Update the part of the records that opens with the line containing "decompose this screenshot" and closes with the line containing "accordion-item-contact[interactable]: 聯絡我們 (13, 1520, 647, 1573)" by changing "screenshot" to "page". Give back only those lines, with everything else left as it is.

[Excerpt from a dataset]
━━━━━━━━

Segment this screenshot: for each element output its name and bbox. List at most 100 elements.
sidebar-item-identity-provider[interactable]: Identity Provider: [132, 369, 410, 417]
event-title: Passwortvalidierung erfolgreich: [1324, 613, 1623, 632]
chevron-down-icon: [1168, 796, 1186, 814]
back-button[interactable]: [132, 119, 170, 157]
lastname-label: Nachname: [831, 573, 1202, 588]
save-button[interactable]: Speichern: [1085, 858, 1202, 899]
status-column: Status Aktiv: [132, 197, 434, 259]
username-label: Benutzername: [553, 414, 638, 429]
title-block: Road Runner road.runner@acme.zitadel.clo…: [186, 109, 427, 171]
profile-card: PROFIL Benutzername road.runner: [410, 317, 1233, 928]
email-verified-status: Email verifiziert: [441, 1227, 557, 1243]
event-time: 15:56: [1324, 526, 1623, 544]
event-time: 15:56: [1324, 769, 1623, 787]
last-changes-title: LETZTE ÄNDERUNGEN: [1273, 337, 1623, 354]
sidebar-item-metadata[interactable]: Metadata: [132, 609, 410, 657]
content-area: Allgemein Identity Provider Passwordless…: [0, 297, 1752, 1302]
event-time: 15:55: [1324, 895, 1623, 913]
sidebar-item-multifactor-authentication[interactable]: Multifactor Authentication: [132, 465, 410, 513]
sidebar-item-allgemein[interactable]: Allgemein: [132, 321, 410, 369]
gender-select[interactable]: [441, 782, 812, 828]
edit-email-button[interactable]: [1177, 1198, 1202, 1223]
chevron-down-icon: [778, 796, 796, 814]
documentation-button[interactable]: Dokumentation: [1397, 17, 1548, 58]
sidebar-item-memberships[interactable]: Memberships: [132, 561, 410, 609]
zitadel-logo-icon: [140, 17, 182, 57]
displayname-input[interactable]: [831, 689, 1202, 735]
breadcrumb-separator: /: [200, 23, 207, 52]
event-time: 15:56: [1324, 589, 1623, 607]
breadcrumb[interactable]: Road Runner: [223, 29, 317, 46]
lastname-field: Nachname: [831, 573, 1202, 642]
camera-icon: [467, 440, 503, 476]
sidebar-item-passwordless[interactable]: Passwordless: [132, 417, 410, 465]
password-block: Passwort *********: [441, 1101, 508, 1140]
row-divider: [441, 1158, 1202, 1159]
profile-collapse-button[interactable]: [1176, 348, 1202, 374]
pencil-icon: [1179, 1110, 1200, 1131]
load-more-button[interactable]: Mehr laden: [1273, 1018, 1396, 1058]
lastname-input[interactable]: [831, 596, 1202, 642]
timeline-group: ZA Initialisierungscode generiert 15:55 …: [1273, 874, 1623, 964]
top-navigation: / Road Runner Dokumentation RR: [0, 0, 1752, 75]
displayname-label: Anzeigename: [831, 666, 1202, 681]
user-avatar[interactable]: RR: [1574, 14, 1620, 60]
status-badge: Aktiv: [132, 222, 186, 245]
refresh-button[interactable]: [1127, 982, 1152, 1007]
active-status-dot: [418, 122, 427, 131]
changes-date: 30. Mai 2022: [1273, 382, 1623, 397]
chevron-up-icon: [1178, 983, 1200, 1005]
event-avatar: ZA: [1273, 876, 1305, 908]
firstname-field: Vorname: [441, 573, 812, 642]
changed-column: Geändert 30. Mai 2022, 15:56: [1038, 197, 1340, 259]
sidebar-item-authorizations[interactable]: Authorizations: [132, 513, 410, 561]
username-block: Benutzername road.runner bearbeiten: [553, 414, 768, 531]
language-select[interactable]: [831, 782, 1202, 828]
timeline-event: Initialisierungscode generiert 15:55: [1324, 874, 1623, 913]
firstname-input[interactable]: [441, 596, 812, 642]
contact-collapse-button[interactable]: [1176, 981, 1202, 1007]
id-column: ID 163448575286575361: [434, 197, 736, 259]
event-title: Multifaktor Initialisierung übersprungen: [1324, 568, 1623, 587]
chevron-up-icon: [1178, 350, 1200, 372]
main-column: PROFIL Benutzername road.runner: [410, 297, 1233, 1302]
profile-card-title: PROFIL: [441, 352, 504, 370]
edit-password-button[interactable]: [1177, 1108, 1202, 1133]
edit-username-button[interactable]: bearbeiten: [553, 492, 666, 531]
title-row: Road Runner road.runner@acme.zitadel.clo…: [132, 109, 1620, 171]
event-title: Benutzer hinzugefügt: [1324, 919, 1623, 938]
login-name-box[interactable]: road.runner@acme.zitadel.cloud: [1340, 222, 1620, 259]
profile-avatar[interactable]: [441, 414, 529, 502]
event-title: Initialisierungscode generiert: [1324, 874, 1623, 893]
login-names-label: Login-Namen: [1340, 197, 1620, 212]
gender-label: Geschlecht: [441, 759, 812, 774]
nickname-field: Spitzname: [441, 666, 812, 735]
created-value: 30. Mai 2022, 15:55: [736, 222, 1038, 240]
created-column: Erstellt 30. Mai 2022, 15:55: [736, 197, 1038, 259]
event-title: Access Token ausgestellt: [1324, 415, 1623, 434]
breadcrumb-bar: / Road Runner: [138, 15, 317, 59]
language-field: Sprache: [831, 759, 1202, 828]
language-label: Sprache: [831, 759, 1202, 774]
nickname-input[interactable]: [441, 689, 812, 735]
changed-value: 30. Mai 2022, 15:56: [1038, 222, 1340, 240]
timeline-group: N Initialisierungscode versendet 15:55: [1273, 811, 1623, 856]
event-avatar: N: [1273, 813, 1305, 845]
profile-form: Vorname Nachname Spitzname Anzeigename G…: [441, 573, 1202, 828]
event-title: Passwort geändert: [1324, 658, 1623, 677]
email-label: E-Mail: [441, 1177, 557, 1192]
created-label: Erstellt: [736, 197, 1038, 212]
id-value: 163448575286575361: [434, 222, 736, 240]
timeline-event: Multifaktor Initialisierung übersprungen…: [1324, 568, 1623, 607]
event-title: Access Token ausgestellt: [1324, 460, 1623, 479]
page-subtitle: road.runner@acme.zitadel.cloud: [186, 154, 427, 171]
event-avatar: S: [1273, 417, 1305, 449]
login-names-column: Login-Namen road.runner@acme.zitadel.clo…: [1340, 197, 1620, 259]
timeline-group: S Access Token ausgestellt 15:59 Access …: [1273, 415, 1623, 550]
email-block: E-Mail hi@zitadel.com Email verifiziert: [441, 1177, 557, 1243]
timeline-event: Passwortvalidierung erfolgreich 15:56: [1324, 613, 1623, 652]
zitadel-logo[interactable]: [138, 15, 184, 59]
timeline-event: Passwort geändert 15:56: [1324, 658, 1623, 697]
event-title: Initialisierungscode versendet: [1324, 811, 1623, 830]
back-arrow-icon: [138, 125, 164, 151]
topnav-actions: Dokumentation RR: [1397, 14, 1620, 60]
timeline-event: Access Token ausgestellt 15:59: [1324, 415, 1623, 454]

━━━━━━━━

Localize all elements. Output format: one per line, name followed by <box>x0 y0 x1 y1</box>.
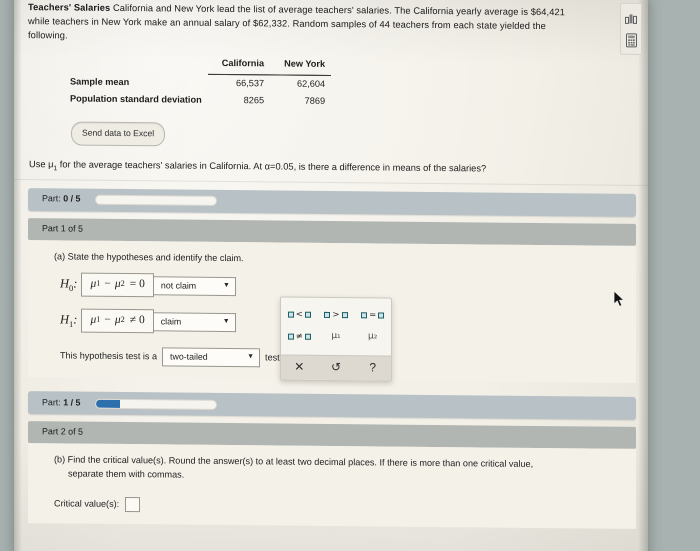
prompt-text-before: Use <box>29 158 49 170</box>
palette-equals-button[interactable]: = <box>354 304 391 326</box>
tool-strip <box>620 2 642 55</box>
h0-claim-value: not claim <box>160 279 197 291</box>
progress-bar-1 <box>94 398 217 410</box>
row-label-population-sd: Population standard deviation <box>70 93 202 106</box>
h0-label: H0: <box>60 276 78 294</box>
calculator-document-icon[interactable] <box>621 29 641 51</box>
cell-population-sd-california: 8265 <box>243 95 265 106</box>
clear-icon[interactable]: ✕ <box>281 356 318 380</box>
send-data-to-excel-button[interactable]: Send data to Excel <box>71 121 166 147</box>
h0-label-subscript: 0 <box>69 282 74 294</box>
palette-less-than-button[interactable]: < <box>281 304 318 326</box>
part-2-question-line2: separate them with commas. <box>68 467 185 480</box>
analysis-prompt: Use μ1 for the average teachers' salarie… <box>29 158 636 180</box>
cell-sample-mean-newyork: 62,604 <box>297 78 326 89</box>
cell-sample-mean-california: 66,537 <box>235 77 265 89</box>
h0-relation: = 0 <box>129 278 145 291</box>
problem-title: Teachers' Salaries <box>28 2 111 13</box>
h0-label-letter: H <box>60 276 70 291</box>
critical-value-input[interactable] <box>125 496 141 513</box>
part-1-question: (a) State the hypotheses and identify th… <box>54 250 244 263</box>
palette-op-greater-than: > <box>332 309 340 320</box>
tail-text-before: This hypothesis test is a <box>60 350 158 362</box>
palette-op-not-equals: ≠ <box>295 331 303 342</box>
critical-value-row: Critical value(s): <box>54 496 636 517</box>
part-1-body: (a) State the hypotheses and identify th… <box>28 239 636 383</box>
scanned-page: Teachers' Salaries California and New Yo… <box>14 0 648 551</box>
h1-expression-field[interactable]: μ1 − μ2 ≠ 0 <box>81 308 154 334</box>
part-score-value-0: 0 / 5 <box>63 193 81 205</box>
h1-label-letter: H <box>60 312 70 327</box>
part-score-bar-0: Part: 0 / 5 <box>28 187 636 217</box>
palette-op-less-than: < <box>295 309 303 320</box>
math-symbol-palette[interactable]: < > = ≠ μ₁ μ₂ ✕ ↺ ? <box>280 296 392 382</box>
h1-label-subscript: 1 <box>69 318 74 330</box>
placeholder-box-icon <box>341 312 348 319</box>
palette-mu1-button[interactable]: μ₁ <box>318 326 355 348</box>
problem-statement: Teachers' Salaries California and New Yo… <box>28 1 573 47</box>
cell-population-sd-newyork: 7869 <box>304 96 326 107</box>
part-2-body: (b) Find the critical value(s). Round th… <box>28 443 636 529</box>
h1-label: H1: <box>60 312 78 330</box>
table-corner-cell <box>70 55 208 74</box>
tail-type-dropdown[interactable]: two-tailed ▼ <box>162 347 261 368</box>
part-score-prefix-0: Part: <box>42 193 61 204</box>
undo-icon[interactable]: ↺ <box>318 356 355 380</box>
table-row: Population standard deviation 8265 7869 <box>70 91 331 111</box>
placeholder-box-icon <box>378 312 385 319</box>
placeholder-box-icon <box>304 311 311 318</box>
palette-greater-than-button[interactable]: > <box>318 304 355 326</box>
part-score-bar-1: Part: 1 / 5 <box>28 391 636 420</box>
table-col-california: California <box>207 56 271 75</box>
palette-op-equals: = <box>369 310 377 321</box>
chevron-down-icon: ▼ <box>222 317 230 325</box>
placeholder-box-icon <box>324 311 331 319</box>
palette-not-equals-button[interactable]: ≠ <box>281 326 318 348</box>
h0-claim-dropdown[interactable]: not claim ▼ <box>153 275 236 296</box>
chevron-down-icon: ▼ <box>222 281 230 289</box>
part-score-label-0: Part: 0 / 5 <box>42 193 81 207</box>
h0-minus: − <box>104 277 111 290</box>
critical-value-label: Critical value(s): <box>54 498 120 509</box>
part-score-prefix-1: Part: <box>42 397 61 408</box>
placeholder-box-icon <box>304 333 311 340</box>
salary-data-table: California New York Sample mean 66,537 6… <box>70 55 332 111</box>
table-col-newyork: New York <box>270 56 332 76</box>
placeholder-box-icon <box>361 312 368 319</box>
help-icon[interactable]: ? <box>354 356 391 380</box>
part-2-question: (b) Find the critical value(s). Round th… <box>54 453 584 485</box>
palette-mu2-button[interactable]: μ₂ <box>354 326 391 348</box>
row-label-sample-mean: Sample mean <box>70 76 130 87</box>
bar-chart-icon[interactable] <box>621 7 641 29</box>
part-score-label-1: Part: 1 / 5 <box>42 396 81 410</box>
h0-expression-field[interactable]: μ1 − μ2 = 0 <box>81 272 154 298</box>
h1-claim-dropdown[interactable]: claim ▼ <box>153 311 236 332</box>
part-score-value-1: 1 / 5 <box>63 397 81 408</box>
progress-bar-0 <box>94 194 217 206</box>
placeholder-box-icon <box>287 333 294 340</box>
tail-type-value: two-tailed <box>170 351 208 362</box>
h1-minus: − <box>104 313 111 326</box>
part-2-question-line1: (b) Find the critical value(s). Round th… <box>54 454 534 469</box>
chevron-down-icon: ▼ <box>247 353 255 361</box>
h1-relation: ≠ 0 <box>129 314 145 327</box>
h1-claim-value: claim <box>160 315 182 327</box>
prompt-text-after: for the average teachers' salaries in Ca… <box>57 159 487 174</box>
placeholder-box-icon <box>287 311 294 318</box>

━━━━━━━━

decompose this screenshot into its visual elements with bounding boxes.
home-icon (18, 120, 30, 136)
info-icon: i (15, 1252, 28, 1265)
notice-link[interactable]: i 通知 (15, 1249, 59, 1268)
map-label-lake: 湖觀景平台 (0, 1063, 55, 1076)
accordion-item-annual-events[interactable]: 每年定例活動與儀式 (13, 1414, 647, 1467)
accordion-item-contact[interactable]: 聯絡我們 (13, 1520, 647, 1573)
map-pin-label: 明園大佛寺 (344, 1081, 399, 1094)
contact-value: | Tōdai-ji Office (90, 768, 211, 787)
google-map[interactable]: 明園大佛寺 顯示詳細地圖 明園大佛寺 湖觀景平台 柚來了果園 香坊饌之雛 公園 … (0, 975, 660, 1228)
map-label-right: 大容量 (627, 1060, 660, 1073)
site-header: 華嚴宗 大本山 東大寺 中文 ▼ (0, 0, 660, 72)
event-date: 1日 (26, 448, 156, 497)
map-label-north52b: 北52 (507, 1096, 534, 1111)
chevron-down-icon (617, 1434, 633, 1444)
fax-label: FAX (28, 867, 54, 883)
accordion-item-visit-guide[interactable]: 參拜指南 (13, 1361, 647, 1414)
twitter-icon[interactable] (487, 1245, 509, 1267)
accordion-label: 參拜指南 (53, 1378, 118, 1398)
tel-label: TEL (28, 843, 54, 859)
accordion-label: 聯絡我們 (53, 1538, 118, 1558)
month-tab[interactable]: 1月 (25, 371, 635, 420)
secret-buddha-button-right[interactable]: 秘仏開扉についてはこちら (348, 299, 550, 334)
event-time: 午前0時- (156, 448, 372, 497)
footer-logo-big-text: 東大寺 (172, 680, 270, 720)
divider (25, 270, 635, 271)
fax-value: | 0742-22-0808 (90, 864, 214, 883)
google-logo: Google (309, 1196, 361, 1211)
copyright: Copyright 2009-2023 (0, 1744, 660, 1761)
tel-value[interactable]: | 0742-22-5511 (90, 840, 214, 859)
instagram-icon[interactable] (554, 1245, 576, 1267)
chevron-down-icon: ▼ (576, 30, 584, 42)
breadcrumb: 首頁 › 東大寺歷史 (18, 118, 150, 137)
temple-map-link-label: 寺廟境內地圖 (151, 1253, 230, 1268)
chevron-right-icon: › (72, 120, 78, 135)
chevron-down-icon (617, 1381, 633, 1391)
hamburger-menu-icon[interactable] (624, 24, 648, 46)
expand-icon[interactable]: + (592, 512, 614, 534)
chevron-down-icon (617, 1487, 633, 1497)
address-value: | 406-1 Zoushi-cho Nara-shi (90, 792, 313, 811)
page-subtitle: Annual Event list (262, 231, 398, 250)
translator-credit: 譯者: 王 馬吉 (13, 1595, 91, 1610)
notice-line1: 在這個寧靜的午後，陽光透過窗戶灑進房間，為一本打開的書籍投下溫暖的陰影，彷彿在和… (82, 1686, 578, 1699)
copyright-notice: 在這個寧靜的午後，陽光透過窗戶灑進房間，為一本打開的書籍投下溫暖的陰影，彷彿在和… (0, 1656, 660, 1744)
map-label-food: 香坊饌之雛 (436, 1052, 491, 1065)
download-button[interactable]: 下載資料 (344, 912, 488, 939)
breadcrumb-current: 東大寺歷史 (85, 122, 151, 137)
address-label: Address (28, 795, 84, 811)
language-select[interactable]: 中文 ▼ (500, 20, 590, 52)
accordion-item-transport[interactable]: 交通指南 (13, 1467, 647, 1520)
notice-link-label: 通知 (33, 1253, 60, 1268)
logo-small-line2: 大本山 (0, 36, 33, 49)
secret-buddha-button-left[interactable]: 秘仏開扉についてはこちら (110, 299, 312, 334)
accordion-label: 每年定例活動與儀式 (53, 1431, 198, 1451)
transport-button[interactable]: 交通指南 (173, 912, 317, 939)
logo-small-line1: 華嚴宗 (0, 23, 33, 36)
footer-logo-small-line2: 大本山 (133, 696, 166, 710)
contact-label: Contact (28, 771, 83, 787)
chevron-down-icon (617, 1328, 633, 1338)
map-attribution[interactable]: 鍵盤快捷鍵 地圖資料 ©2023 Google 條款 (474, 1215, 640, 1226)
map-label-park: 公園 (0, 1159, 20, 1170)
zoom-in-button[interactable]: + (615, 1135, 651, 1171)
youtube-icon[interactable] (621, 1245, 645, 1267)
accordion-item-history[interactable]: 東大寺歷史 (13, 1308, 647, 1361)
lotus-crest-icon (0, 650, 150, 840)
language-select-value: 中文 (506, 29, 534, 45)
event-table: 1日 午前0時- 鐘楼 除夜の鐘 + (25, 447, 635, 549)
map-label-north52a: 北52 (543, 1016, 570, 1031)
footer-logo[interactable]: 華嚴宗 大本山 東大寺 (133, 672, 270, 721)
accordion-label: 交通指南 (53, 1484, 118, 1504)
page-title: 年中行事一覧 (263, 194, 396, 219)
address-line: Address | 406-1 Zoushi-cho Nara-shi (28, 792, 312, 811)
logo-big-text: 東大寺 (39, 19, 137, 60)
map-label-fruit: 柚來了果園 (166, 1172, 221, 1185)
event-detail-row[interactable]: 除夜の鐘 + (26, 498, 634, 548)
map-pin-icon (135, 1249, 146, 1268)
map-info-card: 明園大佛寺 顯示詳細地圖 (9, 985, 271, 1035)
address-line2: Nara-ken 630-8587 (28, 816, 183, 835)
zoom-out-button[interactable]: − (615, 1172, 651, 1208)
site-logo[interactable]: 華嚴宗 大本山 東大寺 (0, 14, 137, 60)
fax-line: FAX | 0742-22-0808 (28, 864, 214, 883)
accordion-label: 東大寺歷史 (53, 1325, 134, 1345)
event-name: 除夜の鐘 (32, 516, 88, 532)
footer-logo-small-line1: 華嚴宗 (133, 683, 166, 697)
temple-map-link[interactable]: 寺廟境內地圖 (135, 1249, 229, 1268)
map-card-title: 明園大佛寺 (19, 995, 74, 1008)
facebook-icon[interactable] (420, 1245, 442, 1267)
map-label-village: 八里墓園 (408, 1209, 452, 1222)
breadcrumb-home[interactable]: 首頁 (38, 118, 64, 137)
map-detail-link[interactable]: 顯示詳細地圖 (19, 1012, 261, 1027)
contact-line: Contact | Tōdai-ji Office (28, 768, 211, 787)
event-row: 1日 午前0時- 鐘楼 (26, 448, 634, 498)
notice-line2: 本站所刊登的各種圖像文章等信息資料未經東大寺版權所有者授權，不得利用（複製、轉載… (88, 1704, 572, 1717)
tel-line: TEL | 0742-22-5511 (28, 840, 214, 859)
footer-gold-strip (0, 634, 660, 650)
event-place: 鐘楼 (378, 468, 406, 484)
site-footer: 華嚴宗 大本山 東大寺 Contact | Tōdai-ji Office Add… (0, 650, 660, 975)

━━━━━━━━

* SOLUTION:
decompose this page into its visual elements with bounding boxes.
home-icon (18, 120, 30, 136)
info-icon: i (15, 1252, 28, 1265)
notice-link[interactable]: i 通知 (15, 1249, 59, 1268)
map-label-lake: 湖觀景平台 (0, 1063, 55, 1076)
accordion-item-annual-events[interactable]: 每年定例活動與儀式 (13, 1414, 647, 1467)
accordion-item-contact[interactable]: 聯絡我們 (13, 1520, 647, 1573)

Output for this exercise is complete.